- RECORD EXCERPTS
::::::::
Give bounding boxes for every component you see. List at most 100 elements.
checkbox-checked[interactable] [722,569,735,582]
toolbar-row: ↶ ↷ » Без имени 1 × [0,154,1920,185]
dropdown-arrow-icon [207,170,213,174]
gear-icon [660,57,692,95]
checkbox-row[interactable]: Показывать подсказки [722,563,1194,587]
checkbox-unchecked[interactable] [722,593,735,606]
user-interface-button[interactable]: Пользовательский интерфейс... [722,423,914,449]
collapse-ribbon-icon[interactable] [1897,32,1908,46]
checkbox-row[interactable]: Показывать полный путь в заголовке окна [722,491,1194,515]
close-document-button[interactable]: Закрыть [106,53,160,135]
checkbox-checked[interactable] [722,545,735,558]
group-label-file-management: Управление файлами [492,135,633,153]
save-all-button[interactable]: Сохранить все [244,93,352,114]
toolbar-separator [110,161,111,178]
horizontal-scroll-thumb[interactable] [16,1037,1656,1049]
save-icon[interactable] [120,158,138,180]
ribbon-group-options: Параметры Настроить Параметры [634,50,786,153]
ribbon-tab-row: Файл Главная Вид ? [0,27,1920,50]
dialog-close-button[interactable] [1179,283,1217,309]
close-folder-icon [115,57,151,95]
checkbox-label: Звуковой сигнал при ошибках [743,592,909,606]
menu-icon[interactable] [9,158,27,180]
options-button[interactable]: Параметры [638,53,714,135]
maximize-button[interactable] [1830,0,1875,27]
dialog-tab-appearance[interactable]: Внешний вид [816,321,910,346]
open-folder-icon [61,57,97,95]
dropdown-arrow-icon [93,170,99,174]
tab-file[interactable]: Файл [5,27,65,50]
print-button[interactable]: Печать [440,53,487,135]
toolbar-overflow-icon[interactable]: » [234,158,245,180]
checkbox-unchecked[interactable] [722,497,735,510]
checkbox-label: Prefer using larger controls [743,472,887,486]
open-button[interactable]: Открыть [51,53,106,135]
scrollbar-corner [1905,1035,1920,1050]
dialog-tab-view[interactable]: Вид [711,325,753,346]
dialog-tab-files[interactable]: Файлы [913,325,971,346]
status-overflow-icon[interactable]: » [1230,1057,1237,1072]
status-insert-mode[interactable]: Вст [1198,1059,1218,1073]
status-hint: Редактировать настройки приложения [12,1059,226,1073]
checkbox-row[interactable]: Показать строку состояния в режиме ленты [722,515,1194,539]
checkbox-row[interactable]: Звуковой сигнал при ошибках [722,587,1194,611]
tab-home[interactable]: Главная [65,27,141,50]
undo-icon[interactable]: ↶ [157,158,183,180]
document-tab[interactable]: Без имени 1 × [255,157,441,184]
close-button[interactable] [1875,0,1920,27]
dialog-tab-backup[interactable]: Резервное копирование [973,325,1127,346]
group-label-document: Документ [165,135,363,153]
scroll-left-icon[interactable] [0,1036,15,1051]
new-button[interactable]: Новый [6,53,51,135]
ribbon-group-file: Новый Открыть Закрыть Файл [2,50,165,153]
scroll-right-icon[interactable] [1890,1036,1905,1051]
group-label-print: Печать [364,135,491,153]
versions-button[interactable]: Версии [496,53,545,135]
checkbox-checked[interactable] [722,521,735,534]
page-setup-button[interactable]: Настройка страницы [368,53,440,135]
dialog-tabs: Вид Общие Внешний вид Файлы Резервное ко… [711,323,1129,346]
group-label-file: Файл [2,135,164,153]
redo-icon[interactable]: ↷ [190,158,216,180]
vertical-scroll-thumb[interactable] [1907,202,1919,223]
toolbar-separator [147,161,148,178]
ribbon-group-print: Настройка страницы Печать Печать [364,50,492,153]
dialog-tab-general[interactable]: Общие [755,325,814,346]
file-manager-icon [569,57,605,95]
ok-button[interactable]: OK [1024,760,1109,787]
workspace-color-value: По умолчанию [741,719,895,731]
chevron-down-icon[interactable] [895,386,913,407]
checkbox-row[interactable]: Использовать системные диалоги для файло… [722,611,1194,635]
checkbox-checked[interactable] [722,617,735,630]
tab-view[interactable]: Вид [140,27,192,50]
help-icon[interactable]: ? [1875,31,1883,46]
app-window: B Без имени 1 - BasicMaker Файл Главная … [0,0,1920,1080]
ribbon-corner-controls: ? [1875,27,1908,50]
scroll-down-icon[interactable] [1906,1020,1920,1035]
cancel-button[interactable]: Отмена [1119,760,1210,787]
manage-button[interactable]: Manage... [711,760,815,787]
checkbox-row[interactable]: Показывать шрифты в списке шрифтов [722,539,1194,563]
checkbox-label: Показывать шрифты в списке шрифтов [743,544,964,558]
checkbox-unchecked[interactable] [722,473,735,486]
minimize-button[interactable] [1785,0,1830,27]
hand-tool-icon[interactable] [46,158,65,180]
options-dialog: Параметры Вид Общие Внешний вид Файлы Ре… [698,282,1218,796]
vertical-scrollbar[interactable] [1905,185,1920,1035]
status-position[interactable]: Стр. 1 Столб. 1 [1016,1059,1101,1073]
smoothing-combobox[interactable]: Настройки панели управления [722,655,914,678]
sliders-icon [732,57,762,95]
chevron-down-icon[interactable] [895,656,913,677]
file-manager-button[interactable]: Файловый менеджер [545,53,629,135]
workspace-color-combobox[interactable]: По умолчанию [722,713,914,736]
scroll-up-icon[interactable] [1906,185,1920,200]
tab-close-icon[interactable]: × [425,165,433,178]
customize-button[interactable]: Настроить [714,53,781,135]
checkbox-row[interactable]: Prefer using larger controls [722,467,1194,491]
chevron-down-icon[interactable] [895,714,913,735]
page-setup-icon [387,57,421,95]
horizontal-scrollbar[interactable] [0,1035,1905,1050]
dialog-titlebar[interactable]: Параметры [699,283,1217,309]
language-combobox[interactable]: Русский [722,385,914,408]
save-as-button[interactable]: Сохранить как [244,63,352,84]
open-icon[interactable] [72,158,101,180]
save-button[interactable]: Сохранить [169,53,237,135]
::::::::
- SHORT EXERCISE
Reproduce the rows word for word, starting with the first row and going on through the line that contains "save-icon[interactable] [120,158,138,180]", including that line.

- EXERCISE RESULT
Give bounding boxes for every component you see. List at most 100 elements.
checkbox-checked[interactable] [722,569,735,582]
toolbar-row: ↶ ↷ » Без имени 1 × [0,154,1920,185]
dropdown-arrow-icon [207,170,213,174]
gear-icon [660,57,692,95]
checkbox-row[interactable]: Показывать подсказки [722,563,1194,587]
checkbox-unchecked[interactable] [722,593,735,606]
user-interface-button[interactable]: Пользовательский интерфейс... [722,423,914,449]
collapse-ribbon-icon[interactable] [1897,32,1908,46]
checkbox-row[interactable]: Показывать полный путь в заголовке окна [722,491,1194,515]
close-document-button[interactable]: Закрыть [106,53,160,135]
checkbox-checked[interactable] [722,545,735,558]
group-label-file-management: Управление файлами [492,135,633,153]
save-all-button[interactable]: Сохранить все [244,93,352,114]
toolbar-separator [110,161,111,178]
horizontal-scroll-thumb[interactable] [16,1037,1656,1049]
save-icon[interactable] [120,158,138,180]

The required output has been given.